**Work instructions**:
Reproduce the listing below verbatim.

Dataset rows about figures
#####

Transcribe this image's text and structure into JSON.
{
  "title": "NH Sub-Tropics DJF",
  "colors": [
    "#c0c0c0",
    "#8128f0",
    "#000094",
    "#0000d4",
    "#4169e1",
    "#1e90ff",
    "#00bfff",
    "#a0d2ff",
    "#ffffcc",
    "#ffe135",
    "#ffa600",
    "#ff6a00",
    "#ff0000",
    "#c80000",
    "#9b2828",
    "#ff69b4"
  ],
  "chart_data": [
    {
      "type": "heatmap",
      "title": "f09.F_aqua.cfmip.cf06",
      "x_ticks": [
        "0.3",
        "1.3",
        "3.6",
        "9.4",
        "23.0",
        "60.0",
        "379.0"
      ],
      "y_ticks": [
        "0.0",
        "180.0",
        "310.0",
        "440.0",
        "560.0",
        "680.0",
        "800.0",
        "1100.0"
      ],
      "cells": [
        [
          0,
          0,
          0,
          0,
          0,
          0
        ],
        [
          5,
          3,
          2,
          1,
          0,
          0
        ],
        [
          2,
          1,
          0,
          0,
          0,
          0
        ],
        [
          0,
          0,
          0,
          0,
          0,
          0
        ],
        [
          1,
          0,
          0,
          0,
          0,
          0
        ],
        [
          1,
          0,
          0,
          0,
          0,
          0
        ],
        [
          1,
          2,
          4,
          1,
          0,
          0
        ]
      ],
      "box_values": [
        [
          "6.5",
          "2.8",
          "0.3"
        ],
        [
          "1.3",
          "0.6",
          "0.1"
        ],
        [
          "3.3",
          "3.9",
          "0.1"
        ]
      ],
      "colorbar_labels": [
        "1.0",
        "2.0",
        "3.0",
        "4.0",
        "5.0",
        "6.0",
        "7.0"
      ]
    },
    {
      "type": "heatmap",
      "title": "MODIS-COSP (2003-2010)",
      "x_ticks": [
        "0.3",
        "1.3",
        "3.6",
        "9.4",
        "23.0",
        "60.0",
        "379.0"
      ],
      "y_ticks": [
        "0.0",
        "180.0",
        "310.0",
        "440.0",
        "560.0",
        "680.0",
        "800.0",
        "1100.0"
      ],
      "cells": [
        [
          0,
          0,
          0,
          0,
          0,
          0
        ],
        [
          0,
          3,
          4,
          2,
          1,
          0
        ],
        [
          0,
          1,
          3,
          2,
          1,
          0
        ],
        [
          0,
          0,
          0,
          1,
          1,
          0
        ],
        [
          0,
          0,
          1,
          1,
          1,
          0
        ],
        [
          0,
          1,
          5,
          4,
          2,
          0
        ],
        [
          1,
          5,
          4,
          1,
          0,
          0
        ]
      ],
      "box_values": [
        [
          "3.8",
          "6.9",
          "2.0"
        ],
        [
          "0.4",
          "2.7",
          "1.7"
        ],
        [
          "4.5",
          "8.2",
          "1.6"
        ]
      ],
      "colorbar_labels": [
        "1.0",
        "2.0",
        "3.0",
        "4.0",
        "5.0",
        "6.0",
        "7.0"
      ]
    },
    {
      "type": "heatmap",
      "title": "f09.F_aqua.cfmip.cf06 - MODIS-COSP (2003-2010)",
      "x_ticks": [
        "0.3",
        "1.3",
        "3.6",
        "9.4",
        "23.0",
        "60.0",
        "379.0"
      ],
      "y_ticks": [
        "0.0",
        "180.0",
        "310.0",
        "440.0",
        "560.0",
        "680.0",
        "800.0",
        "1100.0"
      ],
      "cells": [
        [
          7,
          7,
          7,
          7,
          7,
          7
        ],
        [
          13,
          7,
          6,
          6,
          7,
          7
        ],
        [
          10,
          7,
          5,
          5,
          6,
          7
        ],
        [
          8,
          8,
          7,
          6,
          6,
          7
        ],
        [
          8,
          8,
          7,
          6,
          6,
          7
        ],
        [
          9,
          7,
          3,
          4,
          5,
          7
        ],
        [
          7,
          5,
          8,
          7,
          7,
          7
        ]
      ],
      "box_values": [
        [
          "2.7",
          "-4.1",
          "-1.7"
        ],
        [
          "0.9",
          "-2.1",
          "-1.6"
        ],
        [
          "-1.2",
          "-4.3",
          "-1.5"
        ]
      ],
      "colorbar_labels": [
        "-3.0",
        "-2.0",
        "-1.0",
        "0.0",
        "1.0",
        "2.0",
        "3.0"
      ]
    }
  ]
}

#####

**Full output**:
Transcribe this image's text and structure into JSON.
{
  "title": "NH Sub-Tropics DJF",
  "colors": [
    "#c0c0c0",
    "#8128f0",
    "#000094",
    "#0000d4",
    "#4169e1",
    "#1e90ff",
    "#00bfff",
    "#a0d2ff",
    "#ffffcc",
    "#ffe135",
    "#ffa600",
    "#ff6a00",
    "#ff0000",
    "#c80000",
    "#9b2828",
    "#ff69b4"
  ],
  "chart_data": [
    {
      "type": "heatmap",
      "title": "f09.F_aqua.cfmip.cf06",
      "x_ticks": [
        "0.3",
        "1.3",
        "3.6",
        "9.4",
        "23.0",
        "60.0",
        "379.0"
      ],
      "y_ticks": [
        "0.0",
        "180.0",
        "310.0",
        "440.0",
        "560.0",
        "680.0",
        "800.0",
        "1100.0"
      ],
      "cells": [
        [
          0,
          0,
          0,
          0,
          0,
          0
        ],
        [
          5,
          3,
          2,
          1,
          0,
          0
        ],
        [
          2,
          1,
          0,
          0,
          0,
          0
        ],
        [
          0,
          0,
          0,
          0,
          0,
          0
        ],
        [
          1,
          0,
          0,
          0,
          0,
          0
        ],
        [
          1,
          0,
          0,
          0,
          0,
          0
        ],
        [
          1,
          2,
          4,
          1,
          0,
          0
        ]
      ],
      "box_values": [
        [
          "6.5",
          "2.8",
          "0.3"
        ],
        [
          "1.3",
          "0.6",
          "0.1"
        ],
        [
          "3.3",
          "3.9",
          "0.1"
        ]
      ],
      "colorbar_labels": [
        "1.0",
        "2.0",
        "3.0",
        "4.0",
        "5.0",
        "6.0",
        "7.0"
      ]
    },
    {
      "type": "heatmap",
      "title": "MODIS-COSP (2003-2010)",
      "x_ticks": [
        "0.3",
        "1.3",
        "3.6",
        "9.4",
        "23.0",
        "60.0",
        "379.0"
      ],
      "y_ticks": [
        "0.0",
        "180.0",
        "310.0",
        "440.0",
        "560.0",
        "680.0",
        "800.0",
        "1100.0"
      ],
      "cells": [
        [
          0,
          0,
          0,
          0,
          0,
          0
        ],
        [
          0,
          3,
          4,
          2,
          1,
          0
        ],
        [
          0,
          1,
          3,
          2,
          1,
          0
        ],
        [
          0,
          0,
          0,
          1,
          1,
          0
        ],
        [
          0,
          0,
          1,
          1,
          1,
          0
        ],
        [
          0,
          1,
          5,
          4,
          2,
          0
        ],
        [
          1,
          5,
          4,
          1,
          0,
          0
        ]
      ],
      "box_values": [
        [
          "3.8",
          "6.9",
          "2.0"
        ],
        [
          "0.4",
          "2.7",
          "1.7"
        ],
        [
          "4.5",
          "8.2",
          "1.6"
        ]
      ],
      "colorbar_labels": [
        "1.0",
        "2.0",
        "3.0",
        "4.0",
        "5.0",
        "6.0",
        "7.0"
      ]
    },
    {
      "type": "heatmap",
      "title": "f09.F_aqua.cfmip.cf06 - MODIS-COSP (2003-2010)",
      "x_ticks": [
        "0.3",
        "1.3",
        "3.6",
        "9.4",
        "23.0",
        "60.0",
        "379.0"
      ],
      "y_ticks": [
        "0.0",
        "180.0",
        "310.0",
        "440.0",
        "560.0",
        "680.0",
        "800.0",
        "1100.0"
      ],
      "cells": [
        [
          7,
          7,
          7,
          7,
          7,
          7
        ],
        [
          13,
          7,
          6,
          6,
          7,
          7
        ],
        [
          10,
          7,
          5,
          5,
          6,
          7
        ],
        [
          8,
          8,
          7,
          6,
          6,
          7
        ],
        [
          8,
          8,
          7,
          6,
          6,
          7
        ],
        [
          9,
          7,
          3,
          4,
          5,
          7
        ],
        [
          7,
          5,
          8,
          7,
          7,
          7
        ]
      ],
      "box_values": [
        [
          "2.7",
          "-4.1",
          "-1.7"
        ],
        [
          "0.9",
          "-2.1",
          "-1.6"
        ],
        [
          "-1.2",
          "-4.3",
          "-1.5"
        ]
      ],
      "colorbar_labels": [
        "-3.0",
        "-2.0",
        "-1.0",
        "0.0",
        "1.0",
        "2.0",
        "3.0"
      ]
    }
  ]
}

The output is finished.